━━ INPUT FOR THIS TASK

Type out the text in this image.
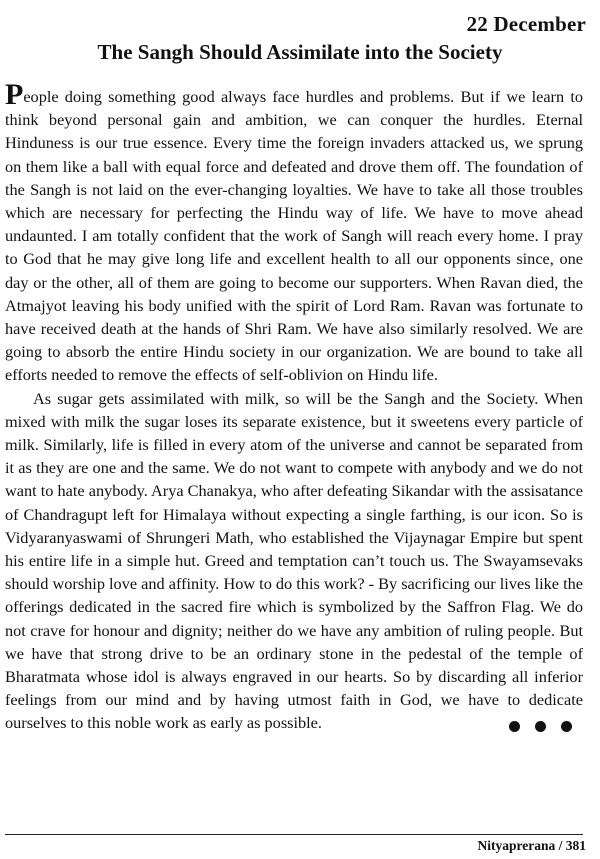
22 December
The Sangh Should Assimilate into the Society

People doing something good always face hurdles and problems. But if we learn to think beyond personal gain and ambition, we can conquer the hurdles. Eternal Hinduness is our true essence. Every time the foreign invaders attacked us, we sprung on them like a ball with equal force and defeated and drove them off. The foundation of the Sangh is not laid on the ever-changing loyalties. We have to take all those troubles which are necessary for perfecting the Hindu way of life. We have to move ahead undaunted. I am totally confident that the work of Sangh will reach every home. I pray to God that he may give long life and excellent health to all our opponents since, one day or the other, all of them are going to become our supporters. When Ravan died, the Atmajyot leaving his body unified with the spirit of Lord Ram. Ravan was fortunate to have received death at the hands of Shri Ram. We have also similarly resolved. We are going to absorb the entire Hindu society in our organization. We are bound to take all efforts needed to remove the effects of self-oblivion on Hindu life.

As sugar gets assimilated with milk, so will be the Sangh and the Society. When mixed with milk the sugar loses its separate existence, but it sweetens every particle of milk. Similarly, life is filled in every atom of the universe and cannot be separated from it as they are one and the same. We do not want to compete with anybody and we do not want to hate anybody. Arya Chanakya, who after defeating Sikandar with the assisatance of Chandragupt left for Himalaya without expecting a single farthing, is our icon. So is Vidyaranyaswami of Shrungeri Math, who established the Vijaynagar Empire but spent his entire life in a simple hut. Greed and temptation can’t touch us. The Swayamsevaks should worship love and affinity. How to do this work? - By sacrificing our lives like the offerings dedicated in the sacred fire which is symbolized by the Saffron Flag. We do not crave for honour and dignity; neither do we have any ambition of ruling people. But we have that strong drive to be an ordinary stone in the pedestal of the temple of Bharatmata whose idol is always engraved in our hearts. So by discarding all inferior feelings from our mind and by having utmost faith in God, we have to dedicate ourselves to this noble work as early as possible.

Nityaprerana / 381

━━━━

Each line of the material must be retyped exactly, except that images are omitted.

• _SOLUTION BELOW_
Type out the text in this image.
22 December
The Sangh Should Assimilate into the Society

People doing something good always face hurdles and problems. But if we learn to think beyond personal gain and ambition, we can conquer the hurdles. Eternal Hinduness is our true essence. Every time the foreign invaders attacked us, we sprung on them like a ball with equal force and defeated and drove them off. The foundation of the Sangh is not laid on the ever-changing loyalties. We have to take all those troubles which are necessary for perfecting the Hindu way of life. We have to move ahead undaunted. I am totally confident that the work of Sangh will reach every home. I pray to God that he may give long life and excellent health to all our opponents since, one day or the other, all of them are going to become our supporters. When Ravan died, the Atmajyot leaving his body unified with the spirit of Lord Ram. Ravan was fortunate to have received death at the hands of Shri Ram. We have also similarly resolved. We are going to absorb the entire Hindu society in our organization. We are bound to take all efforts needed to remove the effects of self-oblivion on Hindu life.

As sugar gets assimilated with milk, so will be the Sangh and the Society. When mixed with milk the sugar loses its separate existence, but it sweetens every particle of milk. Similarly, life is filled in every atom of the universe and cannot be separated from it as they are one and the same. We do not want to compete with anybody and we do not want to hate anybody. Arya Chanakya, who after defeating Sikandar with the assisatance of Chandragupt left for Himalaya without expecting a single farthing, is our icon. So is Vidyaranyaswami of Shrungeri Math, who established the Vijaynagar Empire but spent his entire life in a simple hut. Greed and temptation can’t touch us. The Swayamsevaks should worship love and affinity. How to do this work? - By sacrificing our lives like the offerings dedicated in the sacred fire which is symbolized by the Saffron Flag. We do not crave for honour and dignity; neither do we have any ambition of ruling people. But we have that strong drive to be an ordinary stone in the pedestal of the temple of Bharatmata whose idol is always engraved in our hearts. So by discarding all inferior feelings from our mind and by having utmost faith in God, we have to dedicate ourselves to this noble work as early as possible.

Nityaprerana / 381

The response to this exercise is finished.